**EXERCISE MATERIALS**
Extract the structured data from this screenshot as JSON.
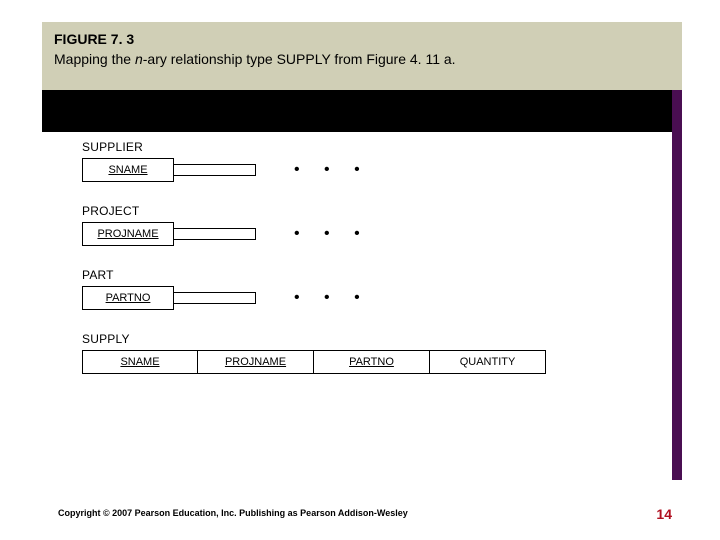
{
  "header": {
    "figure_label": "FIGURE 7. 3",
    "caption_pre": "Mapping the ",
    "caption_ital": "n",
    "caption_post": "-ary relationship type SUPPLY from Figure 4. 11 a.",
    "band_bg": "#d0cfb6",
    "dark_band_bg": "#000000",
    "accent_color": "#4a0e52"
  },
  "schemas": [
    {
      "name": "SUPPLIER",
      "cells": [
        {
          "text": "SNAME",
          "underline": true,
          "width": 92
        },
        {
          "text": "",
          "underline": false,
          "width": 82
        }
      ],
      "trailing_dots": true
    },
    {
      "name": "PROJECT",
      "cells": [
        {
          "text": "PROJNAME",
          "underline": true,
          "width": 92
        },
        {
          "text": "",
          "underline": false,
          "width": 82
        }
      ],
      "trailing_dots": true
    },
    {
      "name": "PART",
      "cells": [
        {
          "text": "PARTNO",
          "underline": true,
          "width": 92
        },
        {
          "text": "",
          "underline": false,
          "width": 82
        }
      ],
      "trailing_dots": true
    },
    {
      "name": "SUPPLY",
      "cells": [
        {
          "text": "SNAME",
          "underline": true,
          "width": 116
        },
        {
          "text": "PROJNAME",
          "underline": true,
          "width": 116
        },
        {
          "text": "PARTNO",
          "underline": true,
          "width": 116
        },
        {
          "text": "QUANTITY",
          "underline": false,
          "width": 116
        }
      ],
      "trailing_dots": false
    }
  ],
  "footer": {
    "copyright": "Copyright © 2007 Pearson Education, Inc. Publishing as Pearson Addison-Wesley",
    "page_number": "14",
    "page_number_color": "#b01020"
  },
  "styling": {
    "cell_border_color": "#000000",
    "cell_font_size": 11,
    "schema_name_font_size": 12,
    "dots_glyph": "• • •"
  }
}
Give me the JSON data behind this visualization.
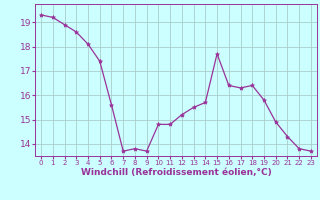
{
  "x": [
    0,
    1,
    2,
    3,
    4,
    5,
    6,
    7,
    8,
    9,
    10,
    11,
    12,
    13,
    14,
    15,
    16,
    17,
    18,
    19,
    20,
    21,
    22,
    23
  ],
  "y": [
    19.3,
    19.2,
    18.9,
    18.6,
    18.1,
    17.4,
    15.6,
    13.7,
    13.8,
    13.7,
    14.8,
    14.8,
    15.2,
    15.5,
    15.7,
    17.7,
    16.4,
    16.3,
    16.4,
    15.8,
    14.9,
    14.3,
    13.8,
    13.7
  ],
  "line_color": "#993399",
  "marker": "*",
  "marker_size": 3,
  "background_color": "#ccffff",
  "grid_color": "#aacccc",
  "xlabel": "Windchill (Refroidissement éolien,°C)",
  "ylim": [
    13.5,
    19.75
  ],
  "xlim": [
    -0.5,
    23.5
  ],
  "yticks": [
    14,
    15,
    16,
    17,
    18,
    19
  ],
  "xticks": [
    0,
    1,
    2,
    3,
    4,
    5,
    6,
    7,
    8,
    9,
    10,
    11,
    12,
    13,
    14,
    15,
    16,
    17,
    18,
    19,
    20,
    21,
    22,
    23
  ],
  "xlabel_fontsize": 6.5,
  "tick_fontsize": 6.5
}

**INSTRUCTION**
Gather from the entries above all lines that include the string "data".

**EXERCISE OUTPUT**
Extract the structured data from this screenshot as JSON.
Give me the JSON data behind this visualization.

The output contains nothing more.